— Begin Extracted data —

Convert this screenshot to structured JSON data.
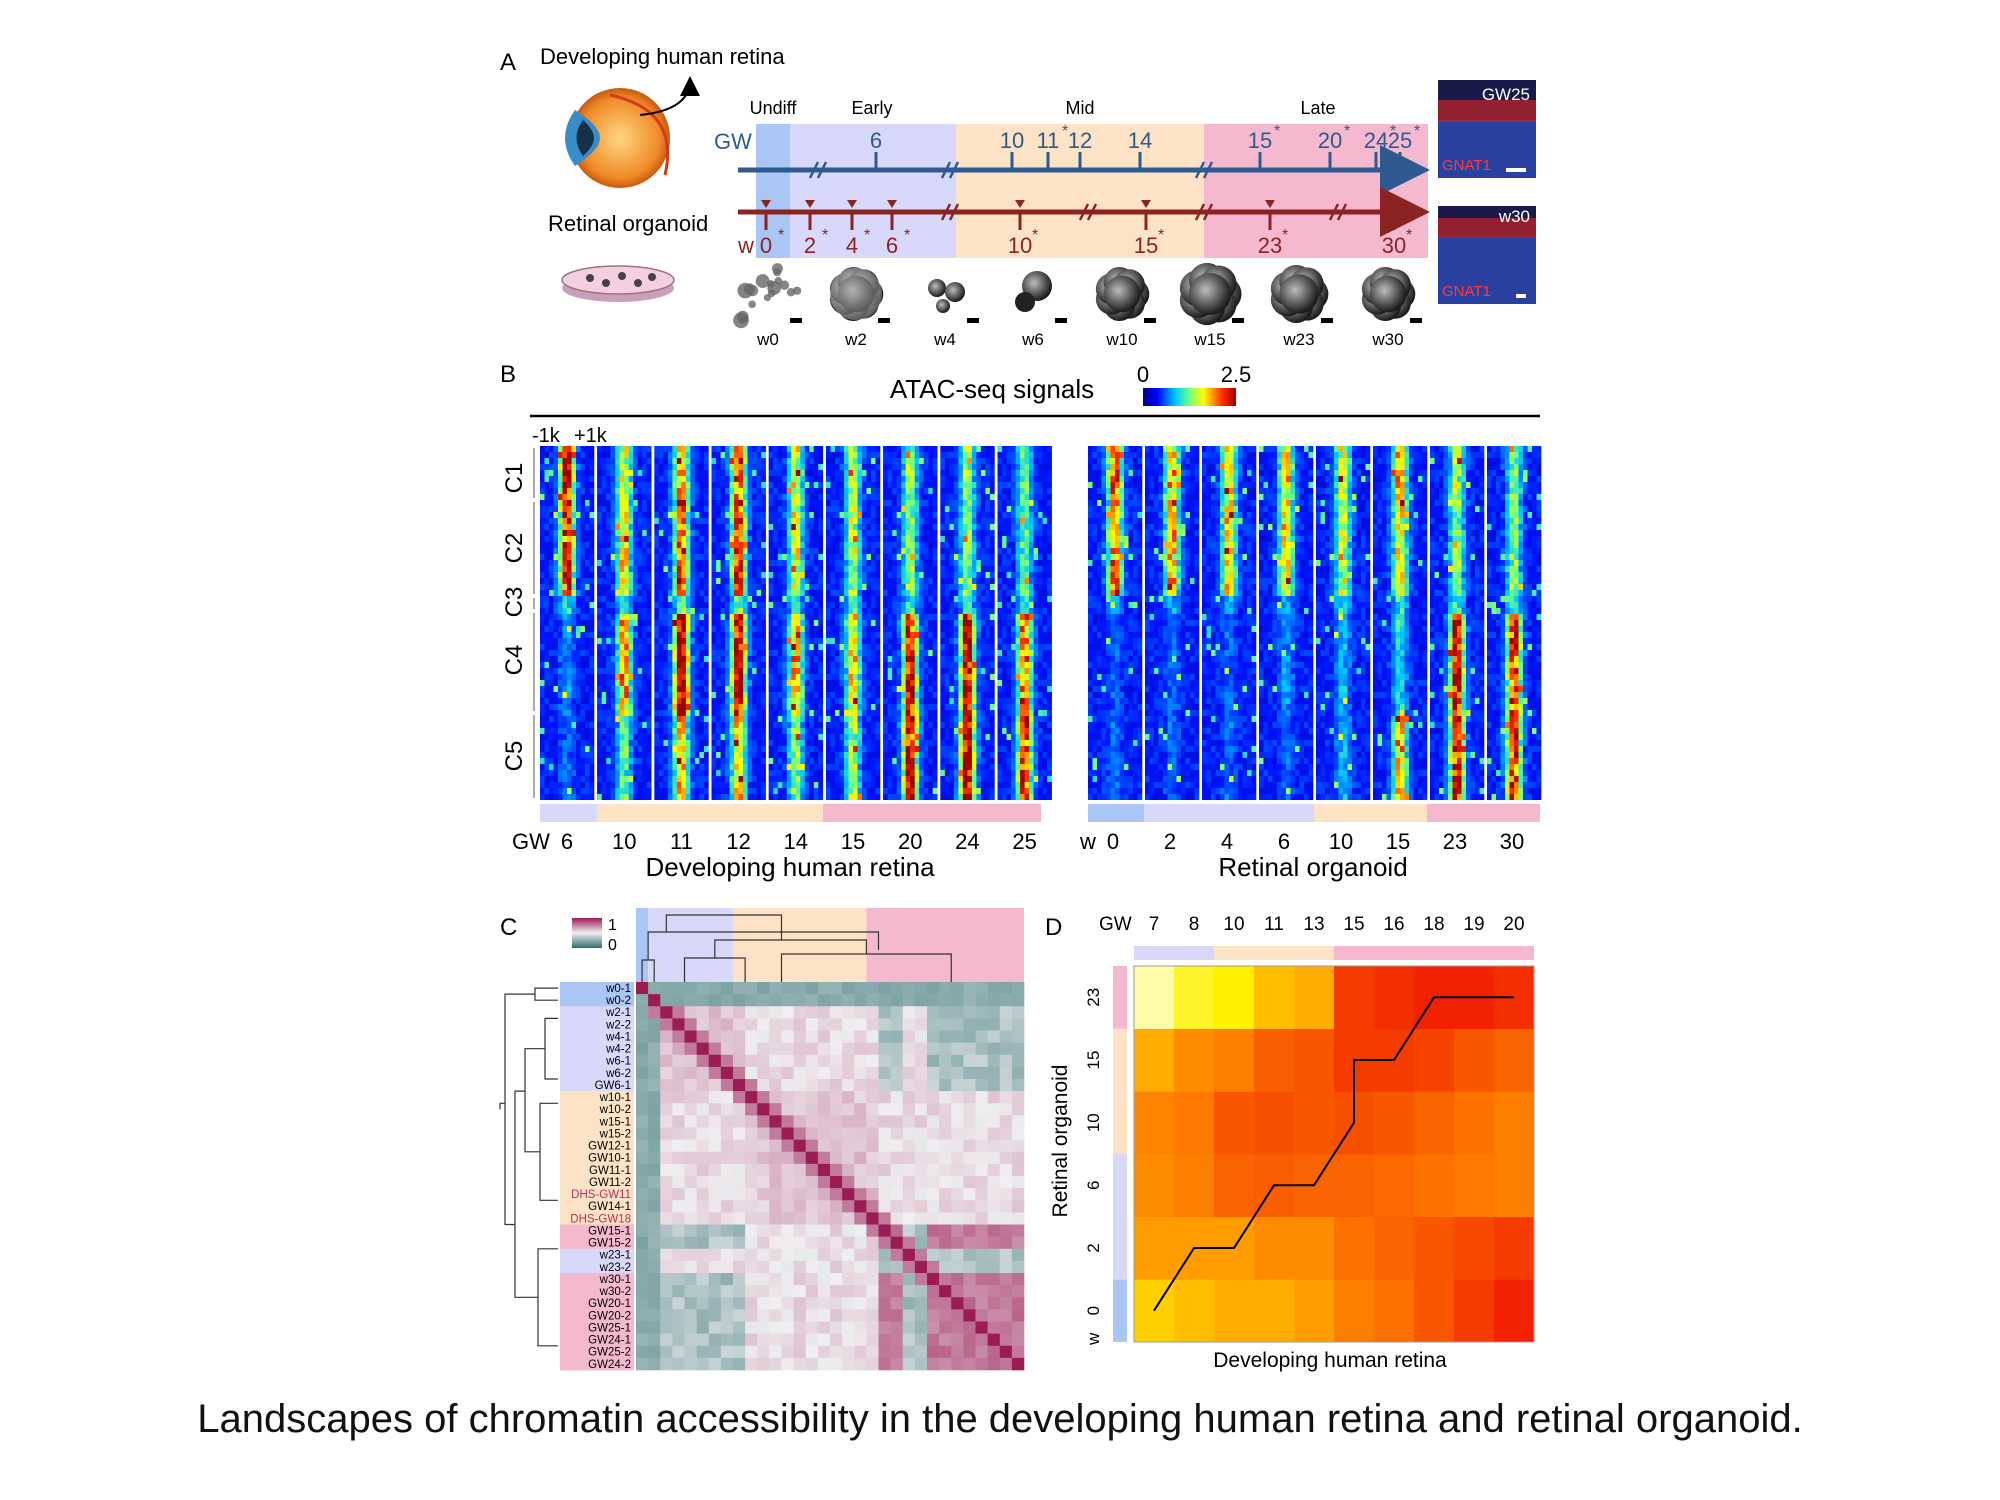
{
  "panelA": {
    "letter": "A",
    "title": "Developing human retina",
    "organoid_label": "Retinal organoid",
    "stages": [
      "Undiff",
      "Early",
      "Mid",
      "Late"
    ],
    "gw_label": "GW",
    "gw_ticks": [
      {
        "v": "6",
        "star": false
      },
      {
        "v": "10",
        "star": false
      },
      {
        "v": "11",
        "star": true
      },
      {
        "v": "12",
        "star": false
      },
      {
        "v": "14",
        "star": false
      },
      {
        "v": "15",
        "star": true
      },
      {
        "v": "20",
        "star": true
      },
      {
        "v": "24",
        "star": true
      },
      {
        "v": "25",
        "star": true
      }
    ],
    "w_label": "w",
    "w_ticks": [
      {
        "v": "0",
        "star": true
      },
      {
        "v": "2",
        "star": true
      },
      {
        "v": "4",
        "star": true
      },
      {
        "v": "6",
        "star": true
      },
      {
        "v": "10",
        "star": true
      },
      {
        "v": "15",
        "star": true
      },
      {
        "v": "23",
        "star": true
      },
      {
        "v": "30",
        "star": true
      }
    ],
    "images": [
      "w0",
      "w2",
      "w4",
      "w6",
      "w10",
      "w15",
      "w23",
      "w30"
    ],
    "micro_top": {
      "tag": "GW25",
      "stain": "GNAT1"
    },
    "micro_bottom": {
      "tag": "w30",
      "stain": "GNAT1"
    }
  },
  "panelB": {
    "letter": "B",
    "title": "ATAC-seq signals",
    "scale_min": "0",
    "scale_max": "2.5",
    "window_left": "-1k",
    "window_right": "+1k",
    "clusters": [
      "C1",
      "C2",
      "C3",
      "C4",
      "C5"
    ],
    "retina_prefix": "GW",
    "retina_cols": [
      "6",
      "10",
      "11",
      "12",
      "14",
      "15",
      "20",
      "24",
      "25"
    ],
    "retina_label": "Developing human retina",
    "organoid_prefix": "w",
    "organoid_cols": [
      "0",
      "2",
      "4",
      "6",
      "10",
      "15",
      "23",
      "30"
    ],
    "organoid_label": "Retinal organoid"
  },
  "panelC": {
    "letter": "C",
    "scale_max": "1",
    "scale_min": "0",
    "samples": [
      "w0-1",
      "w0-2",
      "w2-1",
      "w2-2",
      "w4-1",
      "w4-2",
      "w6-1",
      "w6-2",
      "GW6-1",
      "w10-1",
      "w10-2",
      "w15-1",
      "w15-2",
      "GW12-1",
      "GW10-1",
      "GW11-1",
      "GW11-2",
      "DHS-GW11",
      "GW14-1",
      "DHS-GW18",
      "GW15-1",
      "GW15-2",
      "w23-1",
      "w23-2",
      "w30-1",
      "w30-2",
      "GW20-1",
      "GW20-2",
      "GW25-1",
      "GW24-1",
      "GW25-2",
      "GW24-2"
    ]
  },
  "panelD": {
    "letter": "D",
    "x_prefix": "GW",
    "x_ticks": [
      "7",
      "8",
      "10",
      "11",
      "13",
      "15",
      "16",
      "18",
      "19",
      "20"
    ],
    "y_prefix": "w",
    "y_ticks": [
      "0",
      "2",
      "6",
      "10",
      "15",
      "23"
    ],
    "ylabel": "Retinal organoid",
    "xlabel": "Developing human retina"
  },
  "colors": {
    "undiff": "#a9c6f5",
    "early": "#d8d9fa",
    "mid": "#fde3c5",
    "late": "#f5b9cf",
    "gw_axis": "#2f5a8f",
    "w_axis": "#8b2323"
  },
  "caption": "Landscapes of chromatin accessibility in the developing human retina and retinal organoid."
}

— End Extracted data —

● **Required task**: Find the number of lines in which the word "title" occurs, and write nothing but that number.

● **Complete output**: 2